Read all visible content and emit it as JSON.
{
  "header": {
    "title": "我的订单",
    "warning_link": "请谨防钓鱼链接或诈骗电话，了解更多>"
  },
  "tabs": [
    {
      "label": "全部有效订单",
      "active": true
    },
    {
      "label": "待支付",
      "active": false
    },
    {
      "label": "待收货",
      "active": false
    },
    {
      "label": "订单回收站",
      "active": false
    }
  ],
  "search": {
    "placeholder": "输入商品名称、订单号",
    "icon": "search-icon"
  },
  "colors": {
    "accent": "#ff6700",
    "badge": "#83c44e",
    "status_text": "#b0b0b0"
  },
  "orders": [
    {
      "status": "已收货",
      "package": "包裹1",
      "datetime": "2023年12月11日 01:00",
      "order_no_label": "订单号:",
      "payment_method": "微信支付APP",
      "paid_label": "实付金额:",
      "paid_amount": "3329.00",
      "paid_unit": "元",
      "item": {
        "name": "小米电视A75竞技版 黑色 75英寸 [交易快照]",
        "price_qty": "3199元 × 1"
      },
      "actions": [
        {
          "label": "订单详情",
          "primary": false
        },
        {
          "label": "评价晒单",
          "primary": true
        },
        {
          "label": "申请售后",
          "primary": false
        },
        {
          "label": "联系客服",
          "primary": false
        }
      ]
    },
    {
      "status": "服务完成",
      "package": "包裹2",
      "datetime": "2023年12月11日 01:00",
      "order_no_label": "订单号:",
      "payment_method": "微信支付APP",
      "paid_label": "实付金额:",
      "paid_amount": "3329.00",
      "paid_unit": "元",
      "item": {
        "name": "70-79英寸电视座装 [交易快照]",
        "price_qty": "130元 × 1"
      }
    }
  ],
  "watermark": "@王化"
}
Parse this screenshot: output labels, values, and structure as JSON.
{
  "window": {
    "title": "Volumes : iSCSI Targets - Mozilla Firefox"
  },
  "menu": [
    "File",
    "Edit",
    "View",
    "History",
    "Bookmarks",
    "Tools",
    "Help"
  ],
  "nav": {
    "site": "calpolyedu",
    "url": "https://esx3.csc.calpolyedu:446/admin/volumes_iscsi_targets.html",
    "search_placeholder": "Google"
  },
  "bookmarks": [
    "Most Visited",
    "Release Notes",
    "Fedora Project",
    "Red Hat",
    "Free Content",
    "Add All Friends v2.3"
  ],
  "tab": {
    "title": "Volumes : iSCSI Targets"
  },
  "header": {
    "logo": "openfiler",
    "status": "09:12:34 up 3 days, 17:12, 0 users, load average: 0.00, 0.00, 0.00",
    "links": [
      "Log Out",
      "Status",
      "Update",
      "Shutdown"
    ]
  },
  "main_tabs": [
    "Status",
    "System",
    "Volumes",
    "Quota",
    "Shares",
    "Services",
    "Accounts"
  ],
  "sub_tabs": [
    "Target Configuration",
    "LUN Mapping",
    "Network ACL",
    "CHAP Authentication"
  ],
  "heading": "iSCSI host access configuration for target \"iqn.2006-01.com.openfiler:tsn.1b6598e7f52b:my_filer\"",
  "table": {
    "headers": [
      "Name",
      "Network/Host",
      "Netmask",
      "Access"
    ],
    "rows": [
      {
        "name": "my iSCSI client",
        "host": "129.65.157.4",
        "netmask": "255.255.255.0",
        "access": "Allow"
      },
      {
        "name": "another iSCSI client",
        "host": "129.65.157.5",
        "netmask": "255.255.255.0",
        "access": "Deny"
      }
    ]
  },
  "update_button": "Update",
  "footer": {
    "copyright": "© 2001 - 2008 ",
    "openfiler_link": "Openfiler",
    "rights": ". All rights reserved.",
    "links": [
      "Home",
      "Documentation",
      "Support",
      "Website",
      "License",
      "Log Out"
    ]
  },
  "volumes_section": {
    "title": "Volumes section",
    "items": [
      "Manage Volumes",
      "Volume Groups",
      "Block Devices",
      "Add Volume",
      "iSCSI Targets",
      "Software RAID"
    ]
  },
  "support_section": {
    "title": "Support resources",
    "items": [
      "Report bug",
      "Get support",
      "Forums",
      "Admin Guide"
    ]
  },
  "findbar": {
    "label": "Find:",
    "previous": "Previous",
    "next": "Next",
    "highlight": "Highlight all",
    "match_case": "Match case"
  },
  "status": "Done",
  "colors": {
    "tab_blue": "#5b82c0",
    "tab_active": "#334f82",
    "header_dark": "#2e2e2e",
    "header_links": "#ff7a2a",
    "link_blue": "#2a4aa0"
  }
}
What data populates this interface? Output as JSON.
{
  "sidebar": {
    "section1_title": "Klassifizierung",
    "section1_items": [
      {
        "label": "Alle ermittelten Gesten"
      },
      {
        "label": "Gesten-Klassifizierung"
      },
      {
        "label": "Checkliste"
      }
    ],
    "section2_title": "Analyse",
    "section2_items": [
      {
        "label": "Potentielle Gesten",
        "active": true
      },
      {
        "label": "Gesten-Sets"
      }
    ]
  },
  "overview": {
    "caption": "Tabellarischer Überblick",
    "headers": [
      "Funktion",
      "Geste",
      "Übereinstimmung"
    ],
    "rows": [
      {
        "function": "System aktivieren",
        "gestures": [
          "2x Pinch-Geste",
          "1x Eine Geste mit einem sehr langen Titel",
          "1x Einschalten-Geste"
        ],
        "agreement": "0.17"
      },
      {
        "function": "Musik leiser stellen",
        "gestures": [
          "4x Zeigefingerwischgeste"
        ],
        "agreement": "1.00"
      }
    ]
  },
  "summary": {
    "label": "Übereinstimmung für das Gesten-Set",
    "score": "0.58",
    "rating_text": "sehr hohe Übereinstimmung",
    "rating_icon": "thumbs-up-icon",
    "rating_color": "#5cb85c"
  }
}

☆ ☆ ☆

* _Work to complete_
From the first line to the last, please quote the material above exactly.

* _Written answer_
Read all visible content and emit it as JSON.
{
  "header": {
    "title": "我的订单",
    "warning_link": "请谨防钓鱼链接或诈骗电话，了解更多>"
  },
  "tabs": [
    {
      "label": "全部有效订单",
      "active": true
    },
    {
      "label": "待支付",
      "active": false
    },
    {
      "label": "待收货",
      "active": false
    },
    {
      "label": "订单回收站",
      "active": false
    }
  ],
  "search": {
    "placeholder": "输入商品名称、订单号",
    "icon": "search-icon"
  },
  "colors": {
    "accent": "#ff6700",
    "badge": "#83c44e",
    "status_text": "#b0b0b0"
  },
  "orders": [
    {
      "status": "已收货",
      "package": "包裹1",
      "datetime": "2023年12月11日 01:00",
      "order_no_label": "订单号:",
      "payment_method": "微信支付APP",
      "paid_label": "实付金额:",
      "paid_amount": "3329.00",
      "paid_unit": "元",
      "item": {
        "name": "小米电视A75竞技版 黑色 75英寸 [交易快照]",
        "price_qty": "3199元 × 1"
      },
      "actions": [
        {
          "label": "订单详情",
          "primary": false
        },
        {
          "label": "评价晒单",
          "primary": true
        },
        {
          "label": "申请售后",
          "primary": false
        },
        {
          "label": "联系客服",
          "primary": false
        }
      ]
    },
    {
      "status": "服务完成",
      "package": "包裹2",
      "datetime": "2023年12月11日 01:00",
      "order_no_label": "订单号:",
      "payment_method": "微信支付APP",
      "paid_label": "实付金额:",
      "paid_amount": "3329.00",
      "paid_unit": "元",
      "item": {
        "name": "70-79英寸电视座装 [交易快照]",
        "price_qty": "130元 × 1"
      }
    }
  ],
  "watermark": "@王化"
}
Parse this screenshot: output labels, values, and structure as JSON.
{
  "window": {
    "title": "Volumes : iSCSI Targets - Mozilla Firefox"
  },
  "menu": [
    "File",
    "Edit",
    "View",
    "History",
    "Bookmarks",
    "Tools",
    "Help"
  ],
  "nav": {
    "site": "calpolyedu",
    "url": "https://esx3.csc.calpolyedu:446/admin/volumes_iscsi_targets.html",
    "search_placeholder": "Google"
  },
  "bookmarks": [
    "Most Visited",
    "Release Notes",
    "Fedora Project",
    "Red Hat",
    "Free Content",
    "Add All Friends v2.3"
  ],
  "tab": {
    "title": "Volumes : iSCSI Targets"
  },
  "header": {
    "logo": "openfiler",
    "status": "09:12:34 up 3 days, 17:12, 0 users, load average: 0.00, 0.00, 0.00",
    "links": [
      "Log Out",
      "Status",
      "Update",
      "Shutdown"
    ]
  },
  "main_tabs": [
    "Status",
    "System",
    "Volumes",
    "Quota",
    "Shares",
    "Services",
    "Accounts"
  ],
  "sub_tabs": [
    "Target Configuration",
    "LUN Mapping",
    "Network ACL",
    "CHAP Authentication"
  ],
  "heading": "iSCSI host access configuration for target \"iqn.2006-01.com.openfiler:tsn.1b6598e7f52b:my_filer\"",
  "table": {
    "headers": [
      "Name",
      "Network/Host",
      "Netmask",
      "Access"
    ],
    "rows": [
      {
        "name": "my iSCSI client",
        "host": "129.65.157.4",
        "netmask": "255.255.255.0",
        "access": "Allow"
      },
      {
        "name": "another iSCSI client",
        "host": "129.65.157.5",
        "netmask": "255.255.255.0",
        "access": "Deny"
      }
    ]
  },
  "update_button": "Update",
  "footer": {
    "copyright": "© 2001 - 2008 ",
    "openfiler_link": "Openfiler",
    "rights": ". All rights reserved.",
    "links": [
      "Home",
      "Documentation",
      "Support",
      "Website",
      "License",
      "Log Out"
    ]
  },
  "volumes_section": {
    "title": "Volumes section",
    "items": [
      "Manage Volumes",
      "Volume Groups",
      "Block Devices",
      "Add Volume",
      "iSCSI Targets",
      "Software RAID"
    ]
  },
  "support_section": {
    "title": "Support resources",
    "items": [
      "Report bug",
      "Get support",
      "Forums",
      "Admin Guide"
    ]
  },
  "findbar": {
    "label": "Find:",
    "previous": "Previous",
    "next": "Next",
    "highlight": "Highlight all",
    "match_case": "Match case"
  },
  "status": "Done",
  "colors": {
    "tab_blue": "#5b82c0",
    "tab_active": "#334f82",
    "header_dark": "#2e2e2e",
    "header_links": "#ff7a2a",
    "link_blue": "#2a4aa0"
  }
}
What data populates this interface? Output as JSON.
{
  "sidebar": {
    "section1_title": "Klassifizierung",
    "section1_items": [
      {
        "label": "Alle ermittelten Gesten"
      },
      {
        "label": "Gesten-Klassifizierung"
      },
      {
        "label": "Checkliste"
      }
    ],
    "section2_title": "Analyse",
    "section2_items": [
      {
        "label": "Potentielle Gesten",
        "active": true
      },
      {
        "label": "Gesten-Sets"
      }
    ]
  },
  "overview": {
    "caption": "Tabellarischer Überblick",
    "headers": [
      "Funktion",
      "Geste",
      "Übereinstimmung"
    ],
    "rows": [
      {
        "function": "System aktivieren",
        "gestures": [
          "2x Pinch-Geste",
          "1x Eine Geste mit einem sehr langen Titel",
          "1x Einschalten-Geste"
        ],
        "agreement": "0.17"
      },
      {
        "function": "Musik leiser stellen",
        "gestures": [
          "4x Zeigefingerwischgeste"
        ],
        "agreement": "1.00"
      }
    ]
  },
  "summary": {
    "label": "Übereinstimmung für das Gesten-Set",
    "score": "0.58",
    "rating_text": "sehr hohe Übereinstimmung",
    "rating_icon": "thumbs-up-icon",
    "rating_color": "#5cb85c"
  }
}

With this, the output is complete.